***** STORED RECORDS *****
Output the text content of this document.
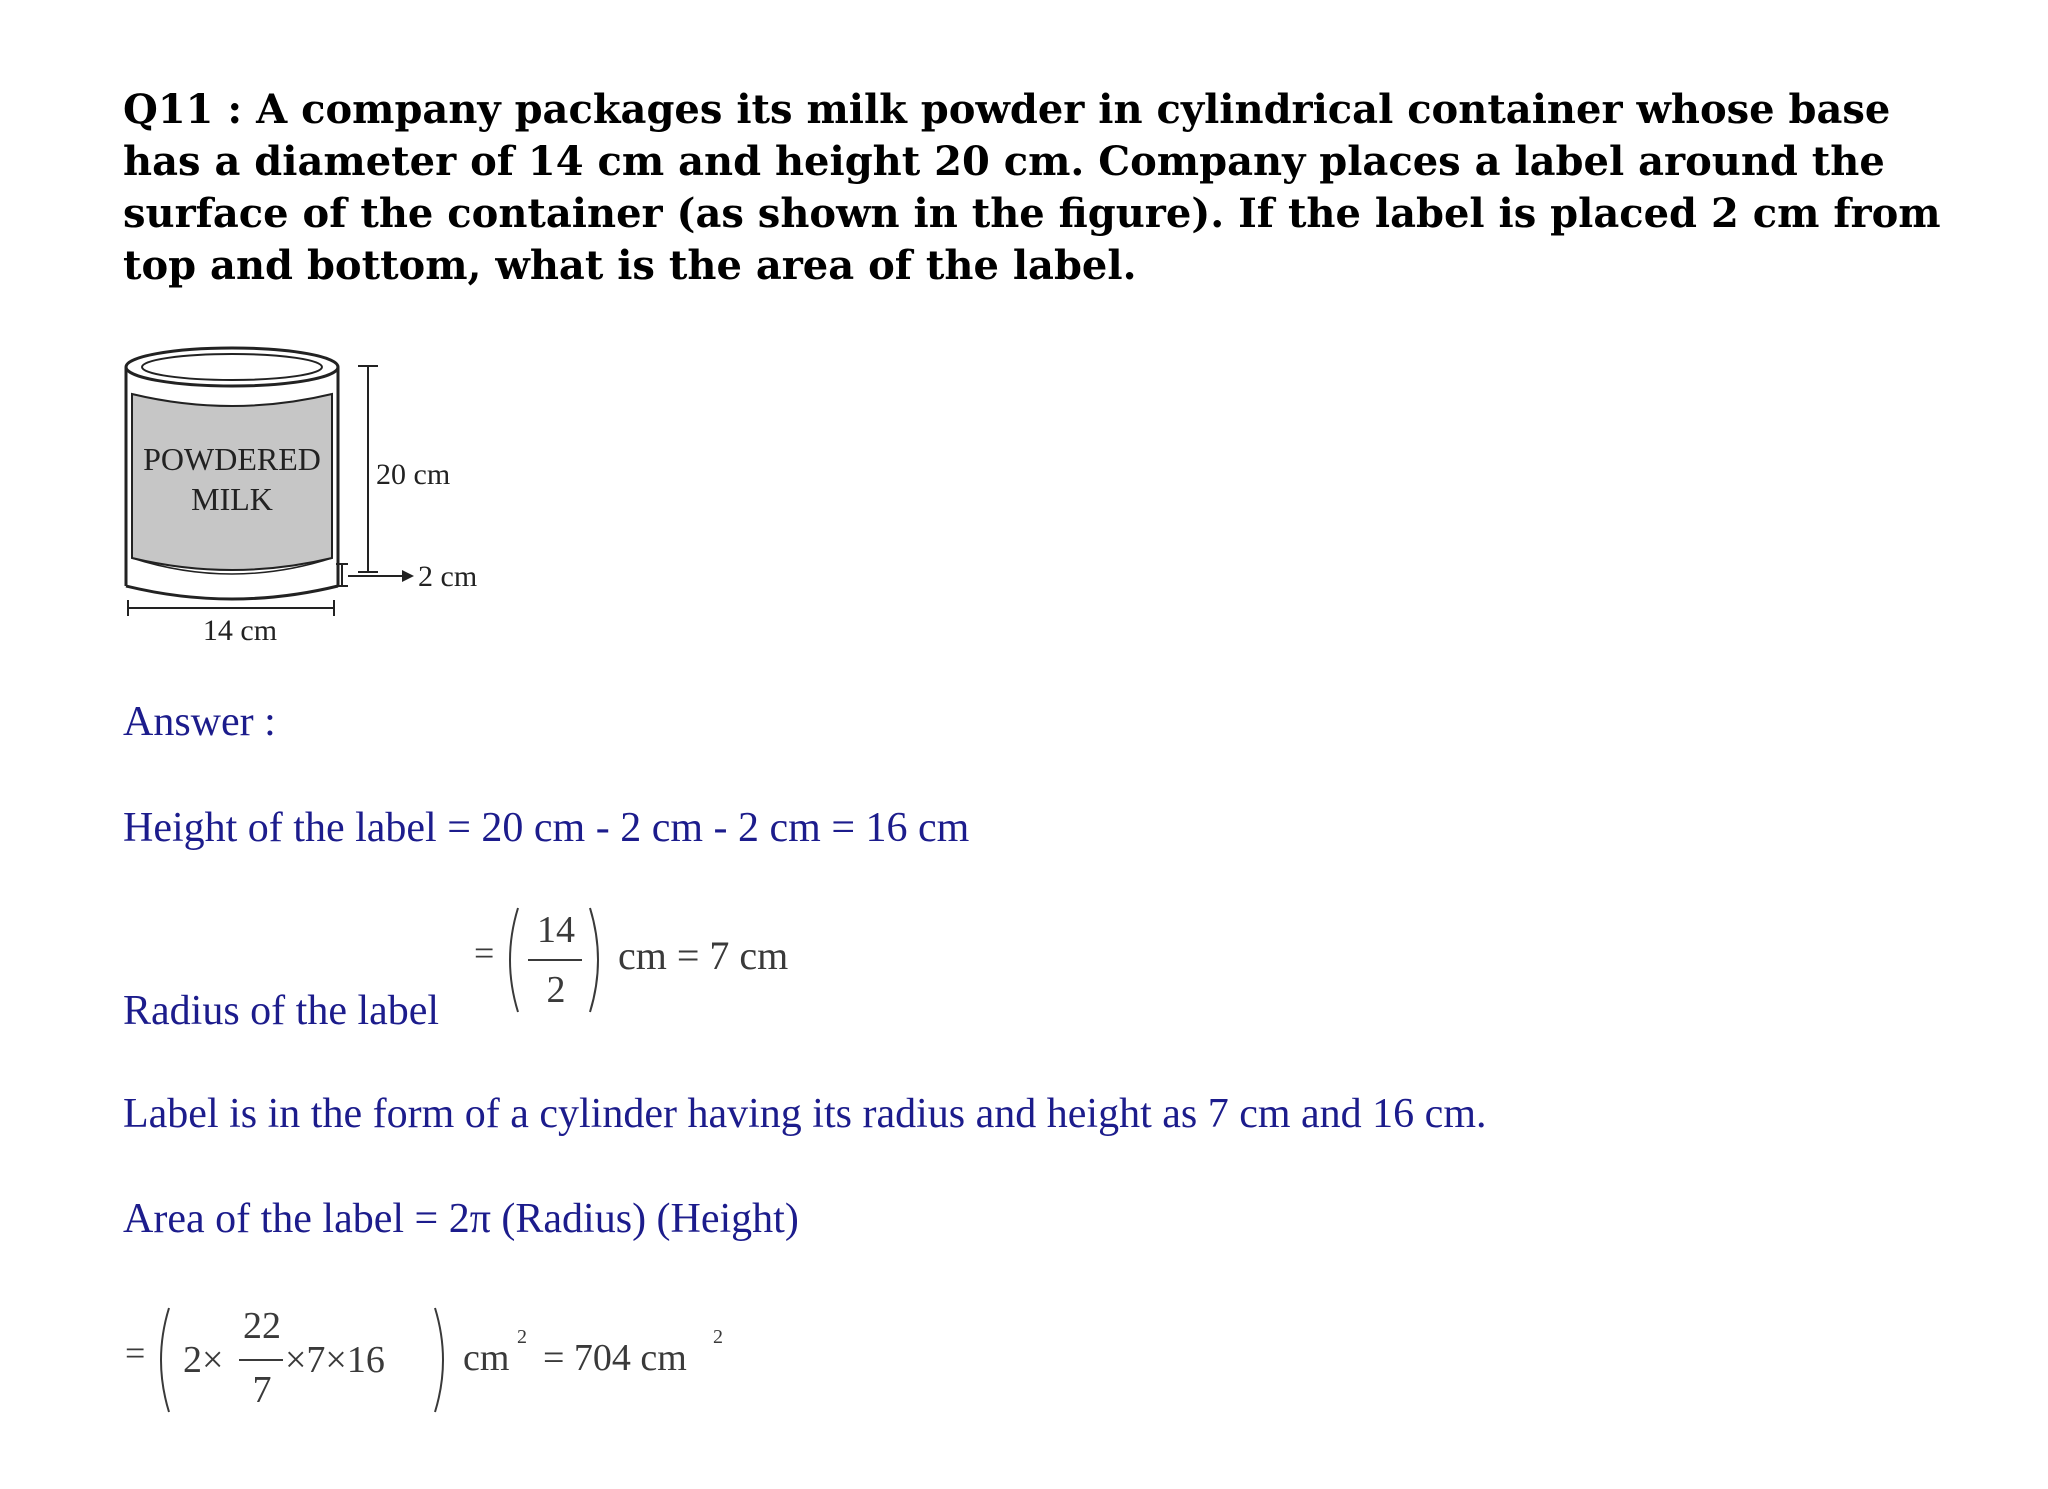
Q11 : A company packages its milk powder in cylindrical container whose base has a diameter of 14 cm and height 20 cm. Company places a label around the surface of the container (as shown in the figure). If the label is placed 2 cm from top and bottom, what is the area of the label.
POWDERED
MILK
20 cm
2 cm
14 cm
Answer :
Height of the label = 20 cm - 2 cm - 2 cm = 16 cm
Radius of the label
=
14
2
cm = 7 cm
Label is in the form of a cylinder having its radius and height as 7 cm and 16 cm.
Area of the label = 2π (Radius) (Height)
= 2×
22
7
×7×16 cm 2 = 704 cm 2
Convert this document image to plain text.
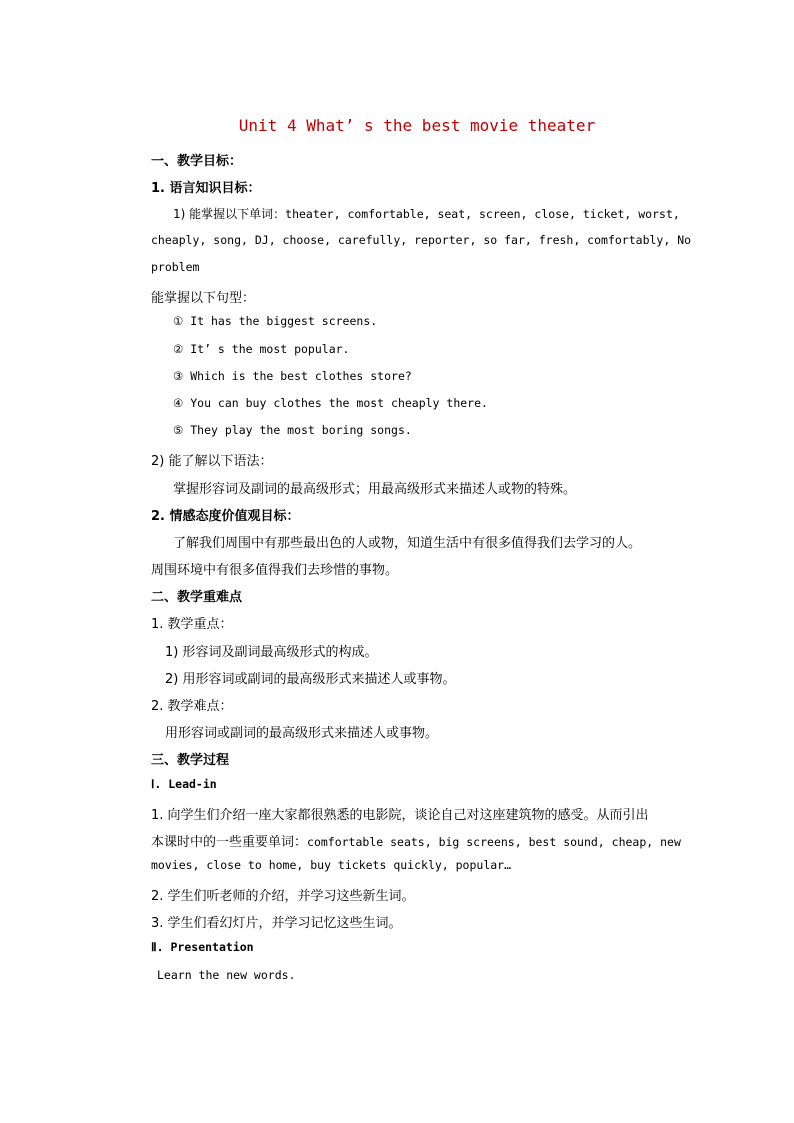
Unit 4 What’ s the best movie theater
一、教学目标：
1. 语言知识目标：
1) 能掌握以下单词：theater, comfortable, seat, screen, close, ticket, worst,
cheaply, song, DJ, choose, carefully, reporter, so far, fresh, comfortably, No
problem
能掌握以下句型：
① It has the biggest screens.
② It’ s the most popular.
③ Which is the best clothes store?
④ You can buy clothes the most cheaply there.
⑤ They play the most boring songs.
2) 能了解以下语法：
掌握形容词及副词的最高级形式；用最高级形式来描述人或物的特殊。
2. 情感态度价值观目标：
了解我们周围中有那些最出色的人或物，知道生活中有很多值得我们去学习的人。
周围环境中有很多值得我们去珍惜的事物。
二、教学重难点
1. 教学重点：
1) 形容词及副词最高级形式的构成。
2) 用形容词或副词的最高级形式来描述人或事物。
2. 教学难点：
用形容词或副词的最高级形式来描述人或事物。
三、教学过程
Ⅰ. Lead-in
1. 向学生们介绍一座大家都很熟悉的电影院，谈论自己对这座建筑物的感受。从而引出
本课时中的一些重要单词：comfortable seats, big screens, best sound, cheap, new
movies, close to home, buy tickets quickly, popular…
2. 学生们听老师的介绍，并学习这些新生词。
3. 学生们看幻灯片，并学习记忆这些生词。
Ⅱ. Presentation
Learn the new words.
*****
WHAT TO DO:
In the entries above, how many lines contain the word "theater"? Answer with the number only.

RESPONSE:
2